[GIVEN EXERCISE]:
Leaving out all images, write out the records that follow exactly.

(A run of records)
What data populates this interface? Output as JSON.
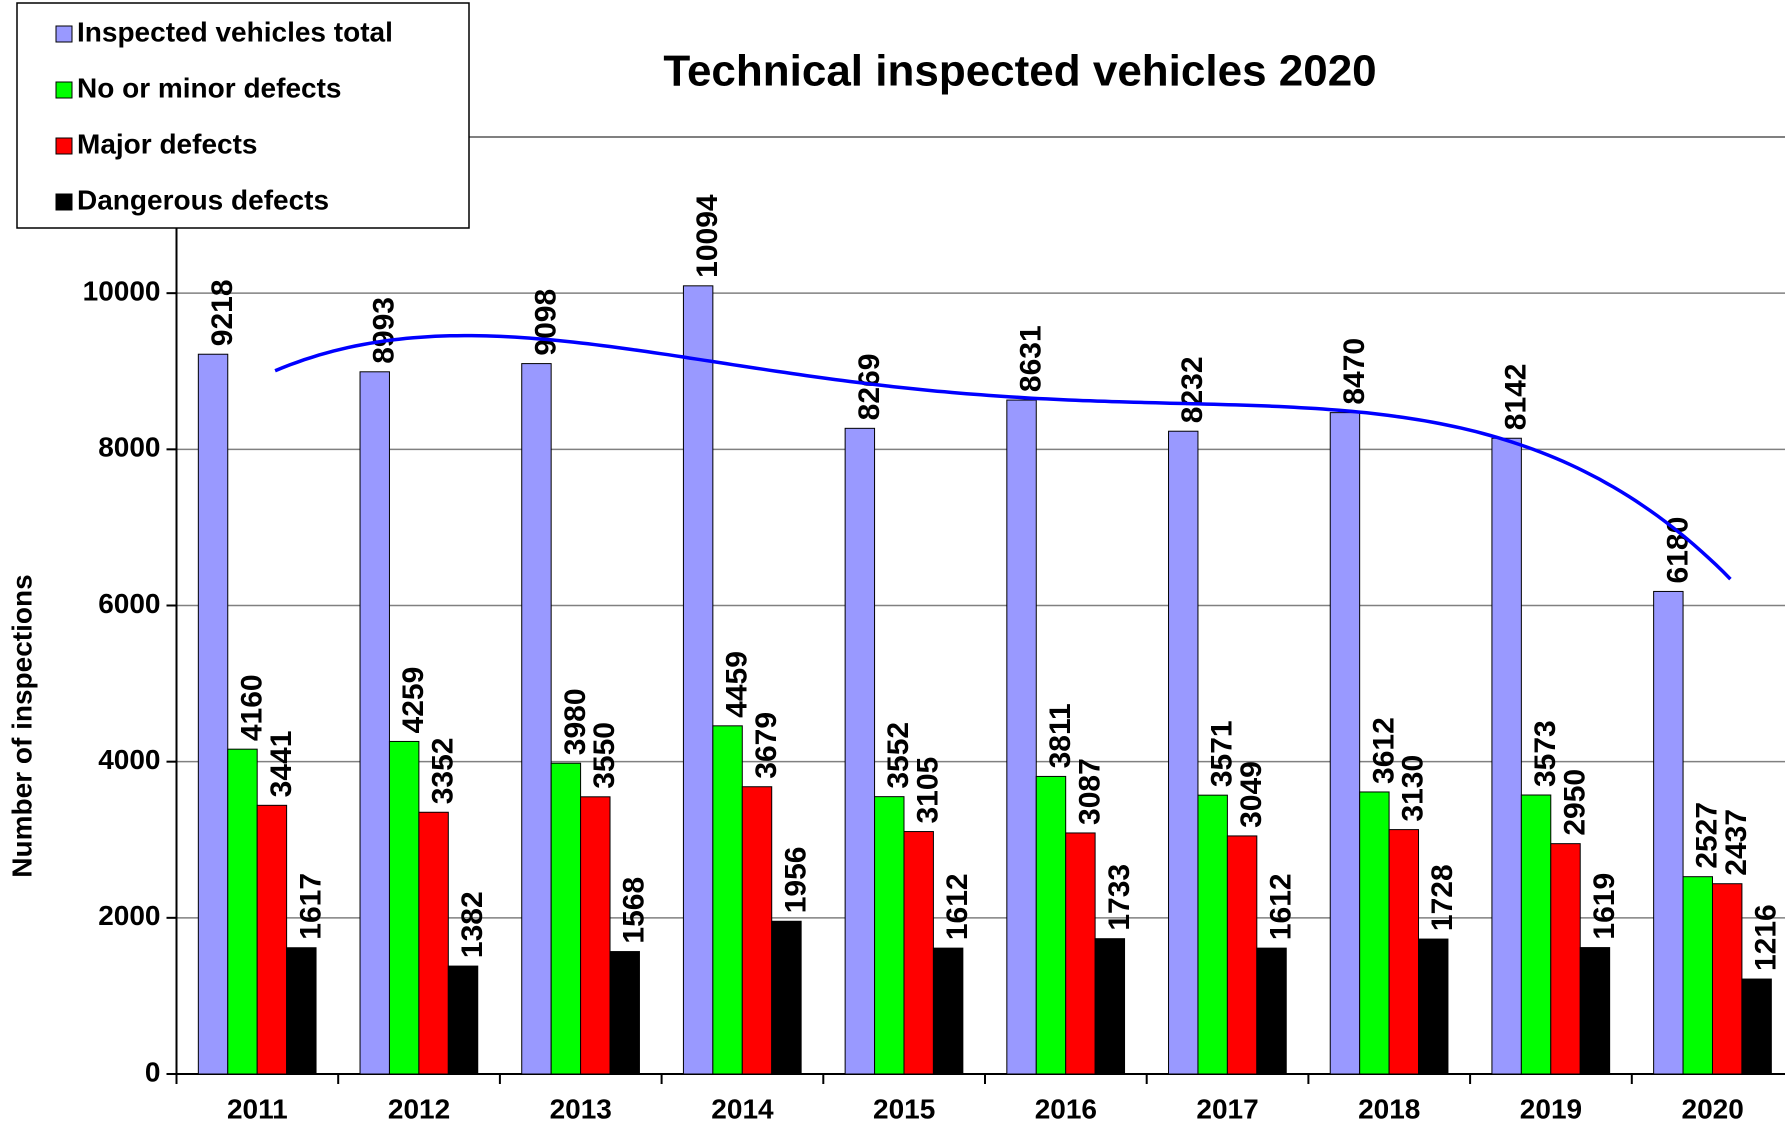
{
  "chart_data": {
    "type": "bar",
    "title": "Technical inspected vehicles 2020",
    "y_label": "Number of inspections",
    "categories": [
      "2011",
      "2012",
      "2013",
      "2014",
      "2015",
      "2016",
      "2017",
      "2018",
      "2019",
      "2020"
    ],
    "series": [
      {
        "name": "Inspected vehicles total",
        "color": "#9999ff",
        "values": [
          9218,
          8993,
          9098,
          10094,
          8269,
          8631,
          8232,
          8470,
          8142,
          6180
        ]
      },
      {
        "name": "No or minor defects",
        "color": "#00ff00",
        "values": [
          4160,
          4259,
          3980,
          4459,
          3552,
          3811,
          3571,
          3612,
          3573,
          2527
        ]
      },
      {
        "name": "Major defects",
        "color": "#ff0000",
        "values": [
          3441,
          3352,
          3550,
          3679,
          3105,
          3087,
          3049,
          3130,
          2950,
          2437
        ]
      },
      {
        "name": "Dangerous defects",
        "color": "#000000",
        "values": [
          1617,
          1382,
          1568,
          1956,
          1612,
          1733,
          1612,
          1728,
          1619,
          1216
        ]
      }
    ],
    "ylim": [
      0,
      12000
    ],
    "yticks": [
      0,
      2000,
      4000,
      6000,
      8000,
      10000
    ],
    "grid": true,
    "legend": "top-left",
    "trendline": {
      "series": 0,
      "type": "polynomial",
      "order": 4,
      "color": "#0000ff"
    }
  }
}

[FULL SOLUTION]:
What data populates this interface? Output as JSON.
{
  "chart_data": {
    "type": "bar",
    "title": "Technical inspected vehicles 2020",
    "y_label": "Number of inspections",
    "categories": [
      "2011",
      "2012",
      "2013",
      "2014",
      "2015",
      "2016",
      "2017",
      "2018",
      "2019",
      "2020"
    ],
    "series": [
      {
        "name": "Inspected vehicles total",
        "color": "#9999ff",
        "values": [
          9218,
          8993,
          9098,
          10094,
          8269,
          8631,
          8232,
          8470,
          8142,
          6180
        ]
      },
      {
        "name": "No or minor defects",
        "color": "#00ff00",
        "values": [
          4160,
          4259,
          3980,
          4459,
          3552,
          3811,
          3571,
          3612,
          3573,
          2527
        ]
      },
      {
        "name": "Major defects",
        "color": "#ff0000",
        "values": [
          3441,
          3352,
          3550,
          3679,
          3105,
          3087,
          3049,
          3130,
          2950,
          2437
        ]
      },
      {
        "name": "Dangerous defects",
        "color": "#000000",
        "values": [
          1617,
          1382,
          1568,
          1956,
          1612,
          1733,
          1612,
          1728,
          1619,
          1216
        ]
      }
    ],
    "ylim": [
      0,
      12000
    ],
    "yticks": [
      0,
      2000,
      4000,
      6000,
      8000,
      10000
    ],
    "grid": true,
    "legend": "top-left",
    "trendline": {
      "series": 0,
      "type": "polynomial",
      "order": 4,
      "color": "#0000ff"
    }
  }
}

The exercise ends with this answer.